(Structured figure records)
## Begin

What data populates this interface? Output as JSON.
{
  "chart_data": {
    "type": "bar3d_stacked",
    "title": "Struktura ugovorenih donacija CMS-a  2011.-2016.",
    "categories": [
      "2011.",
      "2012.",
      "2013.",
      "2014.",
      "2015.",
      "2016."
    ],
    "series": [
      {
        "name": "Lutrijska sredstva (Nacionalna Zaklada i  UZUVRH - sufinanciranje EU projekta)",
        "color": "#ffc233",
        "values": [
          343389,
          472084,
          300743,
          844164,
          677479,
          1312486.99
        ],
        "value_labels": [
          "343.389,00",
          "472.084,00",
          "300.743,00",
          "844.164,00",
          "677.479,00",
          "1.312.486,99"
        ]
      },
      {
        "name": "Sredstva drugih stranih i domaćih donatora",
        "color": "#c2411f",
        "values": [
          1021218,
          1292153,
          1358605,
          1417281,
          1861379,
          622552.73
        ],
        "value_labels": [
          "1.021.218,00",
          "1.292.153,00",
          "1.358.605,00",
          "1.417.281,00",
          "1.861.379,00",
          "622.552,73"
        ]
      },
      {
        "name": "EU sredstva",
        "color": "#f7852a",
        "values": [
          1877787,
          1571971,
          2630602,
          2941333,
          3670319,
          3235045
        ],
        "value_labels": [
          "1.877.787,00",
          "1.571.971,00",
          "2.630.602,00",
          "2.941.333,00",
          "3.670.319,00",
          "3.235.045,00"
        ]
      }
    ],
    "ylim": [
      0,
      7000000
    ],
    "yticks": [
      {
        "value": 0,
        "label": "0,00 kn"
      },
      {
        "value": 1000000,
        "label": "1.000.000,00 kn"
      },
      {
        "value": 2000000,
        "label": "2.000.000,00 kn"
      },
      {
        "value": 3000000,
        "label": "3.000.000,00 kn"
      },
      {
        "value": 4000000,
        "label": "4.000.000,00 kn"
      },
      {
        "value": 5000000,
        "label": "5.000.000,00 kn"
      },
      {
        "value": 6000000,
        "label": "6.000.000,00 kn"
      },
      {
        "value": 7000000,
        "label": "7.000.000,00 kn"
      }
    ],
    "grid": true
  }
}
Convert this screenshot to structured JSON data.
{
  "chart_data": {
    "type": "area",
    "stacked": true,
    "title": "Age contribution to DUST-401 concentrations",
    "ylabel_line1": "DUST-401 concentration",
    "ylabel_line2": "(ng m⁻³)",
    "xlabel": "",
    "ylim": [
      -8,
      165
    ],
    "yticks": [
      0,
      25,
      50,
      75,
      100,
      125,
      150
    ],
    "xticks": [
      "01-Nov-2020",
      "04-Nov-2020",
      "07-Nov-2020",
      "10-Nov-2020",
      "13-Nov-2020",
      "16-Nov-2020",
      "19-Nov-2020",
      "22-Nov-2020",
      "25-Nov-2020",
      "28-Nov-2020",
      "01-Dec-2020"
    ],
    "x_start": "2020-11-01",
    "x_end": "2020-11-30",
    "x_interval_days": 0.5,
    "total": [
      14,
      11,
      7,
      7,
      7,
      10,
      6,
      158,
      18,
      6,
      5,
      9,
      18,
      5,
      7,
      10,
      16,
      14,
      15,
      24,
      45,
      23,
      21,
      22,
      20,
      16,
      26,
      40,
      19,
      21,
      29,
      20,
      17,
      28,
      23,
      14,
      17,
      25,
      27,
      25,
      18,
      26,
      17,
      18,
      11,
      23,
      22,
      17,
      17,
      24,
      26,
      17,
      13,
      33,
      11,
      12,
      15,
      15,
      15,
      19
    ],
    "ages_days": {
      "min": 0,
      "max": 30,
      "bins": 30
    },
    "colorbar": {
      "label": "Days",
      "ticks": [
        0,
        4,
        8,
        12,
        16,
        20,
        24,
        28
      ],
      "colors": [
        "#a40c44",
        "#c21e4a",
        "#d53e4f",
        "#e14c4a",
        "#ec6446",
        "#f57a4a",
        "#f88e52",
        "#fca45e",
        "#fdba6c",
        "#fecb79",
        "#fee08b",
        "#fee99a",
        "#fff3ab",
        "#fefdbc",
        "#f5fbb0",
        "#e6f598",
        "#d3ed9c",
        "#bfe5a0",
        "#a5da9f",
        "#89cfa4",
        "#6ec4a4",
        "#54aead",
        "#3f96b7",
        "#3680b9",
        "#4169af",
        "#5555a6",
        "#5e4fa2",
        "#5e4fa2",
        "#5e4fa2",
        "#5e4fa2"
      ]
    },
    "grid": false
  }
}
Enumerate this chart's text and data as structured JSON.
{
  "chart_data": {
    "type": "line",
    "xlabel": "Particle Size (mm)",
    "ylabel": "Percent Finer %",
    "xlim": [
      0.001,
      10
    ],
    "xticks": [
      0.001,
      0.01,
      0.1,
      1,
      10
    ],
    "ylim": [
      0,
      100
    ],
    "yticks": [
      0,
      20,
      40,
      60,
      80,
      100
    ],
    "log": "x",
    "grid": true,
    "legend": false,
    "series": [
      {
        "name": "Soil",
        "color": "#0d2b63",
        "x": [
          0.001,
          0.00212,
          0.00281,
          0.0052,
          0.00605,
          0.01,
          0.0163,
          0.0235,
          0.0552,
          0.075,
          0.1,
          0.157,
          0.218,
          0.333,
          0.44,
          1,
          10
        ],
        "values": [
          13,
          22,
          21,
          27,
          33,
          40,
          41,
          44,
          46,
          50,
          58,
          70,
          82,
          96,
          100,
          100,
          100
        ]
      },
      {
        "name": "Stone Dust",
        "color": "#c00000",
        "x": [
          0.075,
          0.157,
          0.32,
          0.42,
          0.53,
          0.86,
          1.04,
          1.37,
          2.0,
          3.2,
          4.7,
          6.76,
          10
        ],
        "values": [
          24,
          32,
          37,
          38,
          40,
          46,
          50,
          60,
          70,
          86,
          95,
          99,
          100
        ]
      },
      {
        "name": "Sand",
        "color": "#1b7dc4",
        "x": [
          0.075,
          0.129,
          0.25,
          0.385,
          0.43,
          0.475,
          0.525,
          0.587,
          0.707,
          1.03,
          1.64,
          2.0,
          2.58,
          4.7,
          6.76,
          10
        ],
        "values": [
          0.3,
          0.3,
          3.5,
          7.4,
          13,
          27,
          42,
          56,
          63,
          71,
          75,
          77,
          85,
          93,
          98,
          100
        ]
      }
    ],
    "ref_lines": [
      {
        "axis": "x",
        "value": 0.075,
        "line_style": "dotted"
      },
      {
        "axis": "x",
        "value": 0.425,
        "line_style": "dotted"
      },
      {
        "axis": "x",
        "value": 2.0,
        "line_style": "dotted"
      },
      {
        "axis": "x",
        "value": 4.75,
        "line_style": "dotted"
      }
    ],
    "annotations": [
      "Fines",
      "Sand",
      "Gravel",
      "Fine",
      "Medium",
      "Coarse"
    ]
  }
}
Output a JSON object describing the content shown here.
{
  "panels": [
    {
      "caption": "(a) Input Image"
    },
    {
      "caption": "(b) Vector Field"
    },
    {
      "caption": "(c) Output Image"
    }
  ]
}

## End

What is needed -
Repeat the lines from the one containing "Output a JSON" through the end of the listing, exactly and without any other lines; both ends are included.

Answer to the task -
Output a JSON object describing the content shown here.
{
  "panels": [
    {
      "caption": "(a) Input Image"
    },
    {
      "caption": "(b) Vector Field"
    },
    {
      "caption": "(c) Output Image"
    }
  ]
}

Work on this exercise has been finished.